* _Stated task_: Output the full material exactly as it appears here.

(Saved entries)

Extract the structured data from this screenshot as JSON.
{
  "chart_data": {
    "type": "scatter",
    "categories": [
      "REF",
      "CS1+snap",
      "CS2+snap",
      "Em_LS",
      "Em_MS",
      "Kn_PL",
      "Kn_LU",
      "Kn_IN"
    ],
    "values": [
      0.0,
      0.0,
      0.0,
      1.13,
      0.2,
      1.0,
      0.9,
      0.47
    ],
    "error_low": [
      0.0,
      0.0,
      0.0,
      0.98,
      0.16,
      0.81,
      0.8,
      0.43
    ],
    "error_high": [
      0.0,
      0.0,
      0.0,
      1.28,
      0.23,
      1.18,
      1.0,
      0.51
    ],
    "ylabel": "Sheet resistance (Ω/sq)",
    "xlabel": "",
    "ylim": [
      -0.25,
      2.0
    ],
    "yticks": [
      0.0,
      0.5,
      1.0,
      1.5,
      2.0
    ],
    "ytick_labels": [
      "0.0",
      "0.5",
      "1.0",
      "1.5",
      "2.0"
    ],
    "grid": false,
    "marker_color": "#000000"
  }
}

* _Problem solution_:
Extract the structured data from this screenshot as JSON.
{
  "chart_data": {
    "type": "scatter",
    "categories": [
      "REF",
      "CS1+snap",
      "CS2+snap",
      "Em_LS",
      "Em_MS",
      "Kn_PL",
      "Kn_LU",
      "Kn_IN"
    ],
    "values": [
      0.0,
      0.0,
      0.0,
      1.13,
      0.2,
      1.0,
      0.9,
      0.47
    ],
    "error_low": [
      0.0,
      0.0,
      0.0,
      0.98,
      0.16,
      0.81,
      0.8,
      0.43
    ],
    "error_high": [
      0.0,
      0.0,
      0.0,
      1.28,
      0.23,
      1.18,
      1.0,
      0.51
    ],
    "ylabel": "Sheet resistance (Ω/sq)",
    "xlabel": "",
    "ylim": [
      -0.25,
      2.0
    ],
    "yticks": [
      0.0,
      0.5,
      1.0,
      1.5,
      2.0
    ],
    "ytick_labels": [
      "0.0",
      "0.5",
      "1.0",
      "1.5",
      "2.0"
    ],
    "grid": false,
    "marker_color": "#000000"
  }
}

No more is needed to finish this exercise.